- [SUPPLIED RECORDS]
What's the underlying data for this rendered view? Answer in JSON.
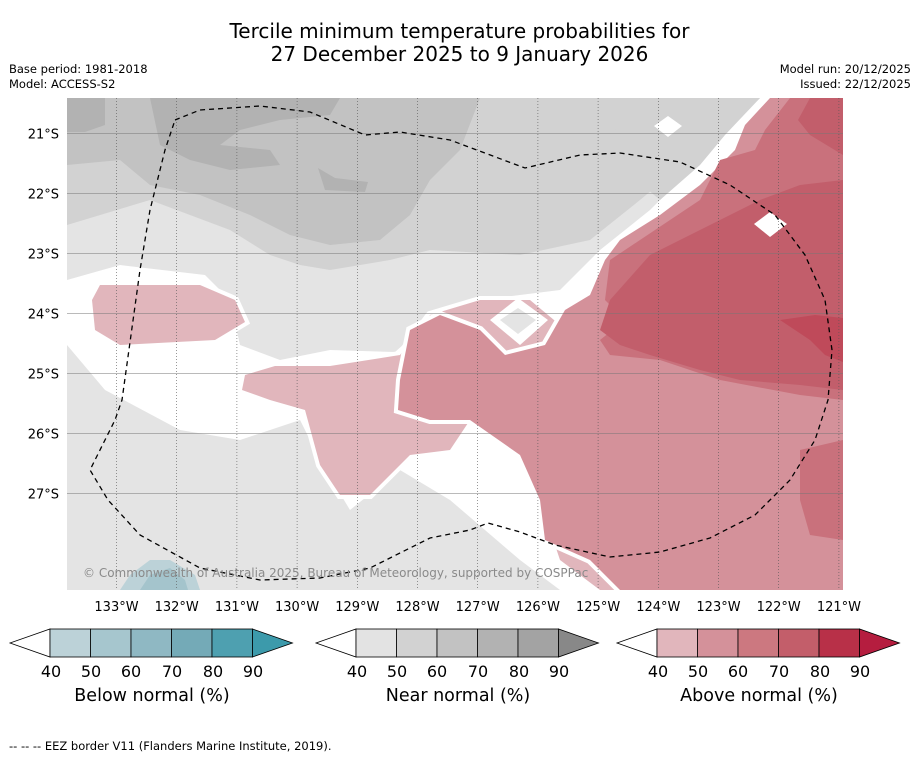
{
  "title": {
    "line1": "Tercile minimum temperature probabilities for",
    "line2": "27 December 2025 to 9 January 2026"
  },
  "meta": {
    "base_period": "Base period: 1981-2018",
    "model": "Model: ACCESS-S2",
    "model_run": "Model run: 20/12/2025",
    "issued": "Issued: 22/12/2025"
  },
  "map": {
    "latitudes": [
      "21°S",
      "22°S",
      "23°S",
      "24°S",
      "25°S",
      "26°S",
      "27°S"
    ],
    "longitudes": [
      "133°W",
      "132°W",
      "131°W",
      "130°W",
      "129°W",
      "128°W",
      "127°W",
      "126°W",
      "125°W",
      "124°W",
      "123°W",
      "122°W",
      "121°W"
    ],
    "copyright": "© Commonwealth of Australia 2025, Bureau of Meteorology, supported by COSPPac",
    "colors": {
      "near_40": "#e4e4e4",
      "near_50": "#d2d2d2",
      "near_60": "#c2c2c2",
      "near_70": "#b2b2b2",
      "near_80": "#a4a4a4",
      "above_40": "#e1b6bc",
      "above_50": "#d4919a",
      "above_60": "#c9717c",
      "above_70": "#c25e6b",
      "below_40": "#bcd2d8",
      "below_50": "#a4c4cc"
    }
  },
  "colorbars": [
    {
      "label": "Below normal (%)",
      "ticks": [
        "40",
        "50",
        "60",
        "70",
        "80",
        "90"
      ],
      "colors": [
        "#bcd2d8",
        "#a6c6ce",
        "#8fb8c3",
        "#74aab7",
        "#4ea0b0",
        "#3c9aab"
      ]
    },
    {
      "label": "Near normal (%)",
      "ticks": [
        "40",
        "50",
        "60",
        "70",
        "80",
        "90"
      ],
      "colors": [
        "#e3e3e3",
        "#d2d2d2",
        "#c2c2c2",
        "#b2b2b2",
        "#a3a3a3",
        "#888888"
      ]
    },
    {
      "label": "Above normal (%)",
      "ticks": [
        "40",
        "50",
        "60",
        "70",
        "80",
        "90"
      ],
      "colors": [
        "#e1b6bc",
        "#d4919a",
        "#cc7880",
        "#c35e6a",
        "#b83048",
        "#b51d3f"
      ]
    }
  ],
  "footnote": "-- -- -- EEZ border V11 (Flanders Marine Institute, 2019)."
}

- [THE PROBLEM]
Repeat the material above in full and exactly, omitting the pictures.

- [OUTPUT OF THE EXERCISE]
What's the underlying data for this rendered view? Answer in JSON.
{
  "title": {
    "line1": "Tercile minimum temperature probabilities for",
    "line2": "27 December 2025 to 9 January 2026"
  },
  "meta": {
    "base_period": "Base period: 1981-2018",
    "model": "Model: ACCESS-S2",
    "model_run": "Model run: 20/12/2025",
    "issued": "Issued: 22/12/2025"
  },
  "map": {
    "latitudes": [
      "21°S",
      "22°S",
      "23°S",
      "24°S",
      "25°S",
      "26°S",
      "27°S"
    ],
    "longitudes": [
      "133°W",
      "132°W",
      "131°W",
      "130°W",
      "129°W",
      "128°W",
      "127°W",
      "126°W",
      "125°W",
      "124°W",
      "123°W",
      "122°W",
      "121°W"
    ],
    "copyright": "© Commonwealth of Australia 2025, Bureau of Meteorology, supported by COSPPac",
    "colors": {
      "near_40": "#e4e4e4",
      "near_50": "#d2d2d2",
      "near_60": "#c2c2c2",
      "near_70": "#b2b2b2",
      "near_80": "#a4a4a4",
      "above_40": "#e1b6bc",
      "above_50": "#d4919a",
      "above_60": "#c9717c",
      "above_70": "#c25e6b",
      "below_40": "#bcd2d8",
      "below_50": "#a4c4cc"
    }
  },
  "colorbars": [
    {
      "label": "Below normal (%)",
      "ticks": [
        "40",
        "50",
        "60",
        "70",
        "80",
        "90"
      ],
      "colors": [
        "#bcd2d8",
        "#a6c6ce",
        "#8fb8c3",
        "#74aab7",
        "#4ea0b0",
        "#3c9aab"
      ]
    },
    {
      "label": "Near normal (%)",
      "ticks": [
        "40",
        "50",
        "60",
        "70",
        "80",
        "90"
      ],
      "colors": [
        "#e3e3e3",
        "#d2d2d2",
        "#c2c2c2",
        "#b2b2b2",
        "#a3a3a3",
        "#888888"
      ]
    },
    {
      "label": "Above normal (%)",
      "ticks": [
        "40",
        "50",
        "60",
        "70",
        "80",
        "90"
      ],
      "colors": [
        "#e1b6bc",
        "#d4919a",
        "#cc7880",
        "#c35e6a",
        "#b83048",
        "#b51d3f"
      ]
    }
  ],
  "footnote": "-- -- -- EEZ border V11 (Flanders Marine Institute, 2019)."
}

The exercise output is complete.